WHAT IS NEEDED | Transcribe the records in full, keeping every character as it is.

INPUT RECORDS |
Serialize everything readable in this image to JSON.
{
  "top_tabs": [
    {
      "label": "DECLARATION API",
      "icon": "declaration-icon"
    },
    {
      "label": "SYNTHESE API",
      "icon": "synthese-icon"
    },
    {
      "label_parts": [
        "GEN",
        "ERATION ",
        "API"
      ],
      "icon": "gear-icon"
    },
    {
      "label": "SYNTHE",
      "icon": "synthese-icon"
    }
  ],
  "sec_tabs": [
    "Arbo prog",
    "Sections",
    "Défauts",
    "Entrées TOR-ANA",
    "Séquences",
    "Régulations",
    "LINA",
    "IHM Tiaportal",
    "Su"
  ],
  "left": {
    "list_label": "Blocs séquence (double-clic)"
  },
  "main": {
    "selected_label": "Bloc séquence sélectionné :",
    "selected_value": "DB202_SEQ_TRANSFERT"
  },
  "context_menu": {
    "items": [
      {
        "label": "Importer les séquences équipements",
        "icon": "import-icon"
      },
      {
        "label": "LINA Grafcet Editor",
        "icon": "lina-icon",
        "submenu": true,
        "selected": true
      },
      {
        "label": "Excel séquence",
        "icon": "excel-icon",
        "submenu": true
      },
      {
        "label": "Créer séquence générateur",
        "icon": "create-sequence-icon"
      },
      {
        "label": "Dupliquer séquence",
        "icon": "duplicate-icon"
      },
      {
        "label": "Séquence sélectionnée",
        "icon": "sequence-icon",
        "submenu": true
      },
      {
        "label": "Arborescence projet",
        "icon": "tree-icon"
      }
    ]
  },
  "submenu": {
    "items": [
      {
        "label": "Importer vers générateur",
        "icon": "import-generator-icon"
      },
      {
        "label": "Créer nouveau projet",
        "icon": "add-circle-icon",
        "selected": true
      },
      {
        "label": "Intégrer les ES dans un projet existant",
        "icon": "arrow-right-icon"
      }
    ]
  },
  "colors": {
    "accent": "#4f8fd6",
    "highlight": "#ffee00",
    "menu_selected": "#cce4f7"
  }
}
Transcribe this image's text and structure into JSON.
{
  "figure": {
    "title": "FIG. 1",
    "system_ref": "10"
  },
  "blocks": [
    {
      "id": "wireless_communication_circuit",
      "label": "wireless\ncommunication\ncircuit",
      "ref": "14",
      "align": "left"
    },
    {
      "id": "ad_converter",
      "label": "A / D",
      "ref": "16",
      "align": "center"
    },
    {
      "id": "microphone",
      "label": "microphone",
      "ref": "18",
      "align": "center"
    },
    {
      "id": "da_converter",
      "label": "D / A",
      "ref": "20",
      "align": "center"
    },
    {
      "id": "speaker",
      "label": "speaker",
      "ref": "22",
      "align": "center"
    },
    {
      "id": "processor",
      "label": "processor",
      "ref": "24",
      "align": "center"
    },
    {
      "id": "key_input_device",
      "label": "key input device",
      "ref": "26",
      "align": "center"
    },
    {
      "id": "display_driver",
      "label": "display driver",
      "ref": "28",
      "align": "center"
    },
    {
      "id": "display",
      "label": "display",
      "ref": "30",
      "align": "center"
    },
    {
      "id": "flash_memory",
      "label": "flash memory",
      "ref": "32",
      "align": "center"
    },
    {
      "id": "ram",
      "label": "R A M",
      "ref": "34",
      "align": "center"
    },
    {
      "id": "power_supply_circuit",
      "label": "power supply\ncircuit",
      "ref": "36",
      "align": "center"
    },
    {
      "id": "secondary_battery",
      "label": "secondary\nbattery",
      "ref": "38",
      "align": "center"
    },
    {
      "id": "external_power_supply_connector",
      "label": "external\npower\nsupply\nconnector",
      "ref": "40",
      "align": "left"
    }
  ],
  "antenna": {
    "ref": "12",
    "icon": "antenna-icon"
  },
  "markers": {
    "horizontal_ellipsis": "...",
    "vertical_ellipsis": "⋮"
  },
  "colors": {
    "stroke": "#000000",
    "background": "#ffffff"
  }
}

EXPECTED OUTPUT |
Serialize everything readable in this image to JSON.
{
  "top_tabs": [
    {
      "label": "DECLARATION API",
      "icon": "declaration-icon"
    },
    {
      "label": "SYNTHESE API",
      "icon": "synthese-icon"
    },
    {
      "label_parts": [
        "GEN",
        "ERATION ",
        "API"
      ],
      "icon": "gear-icon"
    },
    {
      "label": "SYNTHE",
      "icon": "synthese-icon"
    }
  ],
  "sec_tabs": [
    "Arbo prog",
    "Sections",
    "Défauts",
    "Entrées TOR-ANA",
    "Séquences",
    "Régulations",
    "LINA",
    "IHM Tiaportal",
    "Su"
  ],
  "left": {
    "list_label": "Blocs séquence (double-clic)"
  },
  "main": {
    "selected_label": "Bloc séquence sélectionné :",
    "selected_value": "DB202_SEQ_TRANSFERT"
  },
  "context_menu": {
    "items": [
      {
        "label": "Importer les séquences équipements",
        "icon": "import-icon"
      },
      {
        "label": "LINA Grafcet Editor",
        "icon": "lina-icon",
        "submenu": true,
        "selected": true
      },
      {
        "label": "Excel séquence",
        "icon": "excel-icon",
        "submenu": true
      },
      {
        "label": "Créer séquence générateur",
        "icon": "create-sequence-icon"
      },
      {
        "label": "Dupliquer séquence",
        "icon": "duplicate-icon"
      },
      {
        "label": "Séquence sélectionnée",
        "icon": "sequence-icon",
        "submenu": true
      },
      {
        "label": "Arborescence projet",
        "icon": "tree-icon"
      }
    ]
  },
  "submenu": {
    "items": [
      {
        "label": "Importer vers générateur",
        "icon": "import-generator-icon"
      },
      {
        "label": "Créer nouveau projet",
        "icon": "add-circle-icon",
        "selected": true
      },
      {
        "label": "Intégrer les ES dans un projet existant",
        "icon": "arrow-right-icon"
      }
    ]
  },
  "colors": {
    "accent": "#4f8fd6",
    "highlight": "#ffee00",
    "menu_selected": "#cce4f7"
  }
}
Transcribe this image's text and structure into JSON.
{
  "figure": {
    "title": "FIG. 1",
    "system_ref": "10"
  },
  "blocks": [
    {
      "id": "wireless_communication_circuit",
      "label": "wireless\ncommunication\ncircuit",
      "ref": "14",
      "align": "left"
    },
    {
      "id": "ad_converter",
      "label": "A / D",
      "ref": "16",
      "align": "center"
    },
    {
      "id": "microphone",
      "label": "microphone",
      "ref": "18",
      "align": "center"
    },
    {
      "id": "da_converter",
      "label": "D / A",
      "ref": "20",
      "align": "center"
    },
    {
      "id": "speaker",
      "label": "speaker",
      "ref": "22",
      "align": "center"
    },
    {
      "id": "processor",
      "label": "processor",
      "ref": "24",
      "align": "center"
    },
    {
      "id": "key_input_device",
      "label": "key input device",
      "ref": "26",
      "align": "center"
    },
    {
      "id": "display_driver",
      "label": "display driver",
      "ref": "28",
      "align": "center"
    },
    {
      "id": "display",
      "label": "display",
      "ref": "30",
      "align": "center"
    },
    {
      "id": "flash_memory",
      "label": "flash memory",
      "ref": "32",
      "align": "center"
    },
    {
      "id": "ram",
      "label": "R A M",
      "ref": "34",
      "align": "center"
    },
    {
      "id": "power_supply_circuit",
      "label": "power supply\ncircuit",
      "ref": "36",
      "align": "center"
    },
    {
      "id": "secondary_battery",
      "label": "secondary\nbattery",
      "ref": "38",
      "align": "center"
    },
    {
      "id": "external_power_supply_connector",
      "label": "external\npower\nsupply\nconnector",
      "ref": "40",
      "align": "left"
    }
  ],
  "antenna": {
    "ref": "12",
    "icon": "antenna-icon"
  },
  "markers": {
    "horizontal_ellipsis": "...",
    "vertical_ellipsis": "⋮"
  },
  "colors": {
    "stroke": "#000000",
    "background": "#ffffff"
  }
}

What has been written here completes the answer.